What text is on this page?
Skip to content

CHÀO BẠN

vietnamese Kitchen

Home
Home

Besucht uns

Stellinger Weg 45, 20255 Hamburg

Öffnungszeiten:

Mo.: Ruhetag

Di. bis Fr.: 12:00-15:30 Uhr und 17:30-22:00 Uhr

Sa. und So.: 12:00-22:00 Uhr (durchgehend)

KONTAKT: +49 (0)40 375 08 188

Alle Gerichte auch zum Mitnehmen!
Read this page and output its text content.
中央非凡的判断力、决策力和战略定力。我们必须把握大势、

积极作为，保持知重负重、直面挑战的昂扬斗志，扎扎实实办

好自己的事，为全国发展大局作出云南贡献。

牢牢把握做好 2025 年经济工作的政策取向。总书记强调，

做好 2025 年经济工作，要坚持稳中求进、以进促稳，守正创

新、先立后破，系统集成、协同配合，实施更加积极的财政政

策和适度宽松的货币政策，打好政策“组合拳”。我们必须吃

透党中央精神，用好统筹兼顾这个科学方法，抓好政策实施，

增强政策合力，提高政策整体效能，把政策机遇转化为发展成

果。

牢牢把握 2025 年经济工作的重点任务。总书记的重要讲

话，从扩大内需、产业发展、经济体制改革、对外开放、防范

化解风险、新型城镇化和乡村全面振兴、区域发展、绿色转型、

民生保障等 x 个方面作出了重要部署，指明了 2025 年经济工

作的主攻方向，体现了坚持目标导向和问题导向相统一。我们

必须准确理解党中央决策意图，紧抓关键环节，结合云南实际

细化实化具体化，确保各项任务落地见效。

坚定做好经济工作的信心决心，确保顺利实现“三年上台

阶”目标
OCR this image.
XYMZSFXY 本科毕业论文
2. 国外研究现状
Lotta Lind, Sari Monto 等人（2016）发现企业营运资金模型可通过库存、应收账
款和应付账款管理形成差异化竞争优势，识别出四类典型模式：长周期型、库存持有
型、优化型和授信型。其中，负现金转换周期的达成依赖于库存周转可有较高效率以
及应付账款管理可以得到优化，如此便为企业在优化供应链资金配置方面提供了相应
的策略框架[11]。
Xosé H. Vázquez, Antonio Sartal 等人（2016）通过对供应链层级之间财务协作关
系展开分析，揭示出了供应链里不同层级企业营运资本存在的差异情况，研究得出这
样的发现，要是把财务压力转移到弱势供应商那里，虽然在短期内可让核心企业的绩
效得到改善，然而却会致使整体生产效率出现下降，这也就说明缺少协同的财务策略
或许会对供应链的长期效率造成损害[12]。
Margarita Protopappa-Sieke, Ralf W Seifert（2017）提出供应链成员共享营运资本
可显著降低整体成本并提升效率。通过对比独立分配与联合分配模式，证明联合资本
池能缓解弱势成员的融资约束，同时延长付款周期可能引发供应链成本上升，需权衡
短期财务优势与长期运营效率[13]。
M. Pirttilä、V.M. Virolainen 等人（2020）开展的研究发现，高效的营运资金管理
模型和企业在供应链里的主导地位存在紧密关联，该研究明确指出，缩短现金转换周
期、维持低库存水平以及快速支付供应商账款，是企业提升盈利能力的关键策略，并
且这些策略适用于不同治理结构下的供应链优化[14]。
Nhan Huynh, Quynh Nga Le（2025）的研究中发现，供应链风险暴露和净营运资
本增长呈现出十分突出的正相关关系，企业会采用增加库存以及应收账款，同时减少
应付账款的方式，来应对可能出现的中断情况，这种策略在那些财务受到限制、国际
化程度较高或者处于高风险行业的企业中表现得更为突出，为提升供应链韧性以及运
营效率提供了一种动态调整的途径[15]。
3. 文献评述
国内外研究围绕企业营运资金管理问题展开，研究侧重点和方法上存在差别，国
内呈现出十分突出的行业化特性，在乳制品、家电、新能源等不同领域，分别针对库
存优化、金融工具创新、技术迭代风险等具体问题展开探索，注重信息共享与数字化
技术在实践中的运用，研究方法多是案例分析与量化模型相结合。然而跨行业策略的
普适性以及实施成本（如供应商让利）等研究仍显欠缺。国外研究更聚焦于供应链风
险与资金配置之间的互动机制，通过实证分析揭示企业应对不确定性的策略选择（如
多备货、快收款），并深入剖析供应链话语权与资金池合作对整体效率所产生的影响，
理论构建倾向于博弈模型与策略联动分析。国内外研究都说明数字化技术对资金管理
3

**EXERCISE GOAL**
Copy the material above, line for line.

**SOLVED EXERCISE**
What text is on this page?
Skip to content

CHÀO BẠN

vietnamese Kitchen

Home
Home

Besucht uns

Stellinger Weg 45, 20255 Hamburg

Öffnungszeiten:

Mo.: Ruhetag

Di. bis Fr.: 12:00-15:30 Uhr und 17:30-22:00 Uhr

Sa. und So.: 12:00-22:00 Uhr (durchgehend)

KONTAKT: +49 (0)40 375 08 188

Alle Gerichte auch zum Mitnehmen!
Read this page and output its text content.
中央非凡的判断力、决策力和战略定力。我们必须把握大势、

积极作为，保持知重负重、直面挑战的昂扬斗志，扎扎实实办

好自己的事，为全国发展大局作出云南贡献。

牢牢把握做好 2025 年经济工作的政策取向。总书记强调，

做好 2025 年经济工作，要坚持稳中求进、以进促稳，守正创

新、先立后破，系统集成、协同配合，实施更加积极的财政政

策和适度宽松的货币政策，打好政策“组合拳”。我们必须吃

透党中央精神，用好统筹兼顾这个科学方法，抓好政策实施，

增强政策合力，提高政策整体效能，把政策机遇转化为发展成

果。

牢牢把握 2025 年经济工作的重点任务。总书记的重要讲

话，从扩大内需、产业发展、经济体制改革、对外开放、防范

化解风险、新型城镇化和乡村全面振兴、区域发展、绿色转型、

民生保障等 x 个方面作出了重要部署，指明了 2025 年经济工

作的主攻方向，体现了坚持目标导向和问题导向相统一。我们

必须准确理解党中央决策意图，紧抓关键环节，结合云南实际

细化实化具体化，确保各项任务落地见效。

坚定做好经济工作的信心决心，确保顺利实现“三年上台

阶”目标
OCR this image.
XYMZSFXY 本科毕业论文
2. 国外研究现状
Lotta Lind, Sari Monto 等人（2016）发现企业营运资金模型可通过库存、应收账
款和应付账款管理形成差异化竞争优势，识别出四类典型模式：长周期型、库存持有
型、优化型和授信型。其中，负现金转换周期的达成依赖于库存周转可有较高效率以
及应付账款管理可以得到优化，如此便为企业在优化供应链资金配置方面提供了相应
的策略框架[11]。
Xosé H. Vázquez, Antonio Sartal 等人（2016）通过对供应链层级之间财务协作关
系展开分析，揭示出了供应链里不同层级企业营运资本存在的差异情况，研究得出这
样的发现，要是把财务压力转移到弱势供应商那里，虽然在短期内可让核心企业的绩
效得到改善，然而却会致使整体生产效率出现下降，这也就说明缺少协同的财务策略
或许会对供应链的长期效率造成损害[12]。
Margarita Protopappa-Sieke, Ralf W Seifert（2017）提出供应链成员共享营运资本
可显著降低整体成本并提升效率。通过对比独立分配与联合分配模式，证明联合资本
池能缓解弱势成员的融资约束，同时延长付款周期可能引发供应链成本上升，需权衡
短期财务优势与长期运营效率[13]。
M. Pirttilä、V.M. Virolainen 等人（2020）开展的研究发现，高效的营运资金管理
模型和企业在供应链里的主导地位存在紧密关联，该研究明确指出，缩短现金转换周
期、维持低库存水平以及快速支付供应商账款，是企业提升盈利能力的关键策略，并
且这些策略适用于不同治理结构下的供应链优化[14]。
Nhan Huynh, Quynh Nga Le（2025）的研究中发现，供应链风险暴露和净营运资
本增长呈现出十分突出的正相关关系，企业会采用增加库存以及应收账款，同时减少
应付账款的方式，来应对可能出现的中断情况，这种策略在那些财务受到限制、国际
化程度较高或者处于高风险行业的企业中表现得更为突出，为提升供应链韧性以及运
营效率提供了一种动态调整的途径[15]。
3. 文献评述
国内外研究围绕企业营运资金管理问题展开，研究侧重点和方法上存在差别，国
内呈现出十分突出的行业化特性，在乳制品、家电、新能源等不同领域，分别针对库
存优化、金融工具创新、技术迭代风险等具体问题展开探索，注重信息共享与数字化
技术在实践中的运用，研究方法多是案例分析与量化模型相结合。然而跨行业策略的
普适性以及实施成本（如供应商让利）等研究仍显欠缺。国外研究更聚焦于供应链风
险与资金配置之间的互动机制，通过实证分析揭示企业应对不确定性的策略选择（如
多备货、快收款），并深入剖析供应链话语权与资金池合作对整体效率所产生的影响，
理论构建倾向于博弈模型与策略联动分析。国内外研究都说明数字化技术对资金管理
3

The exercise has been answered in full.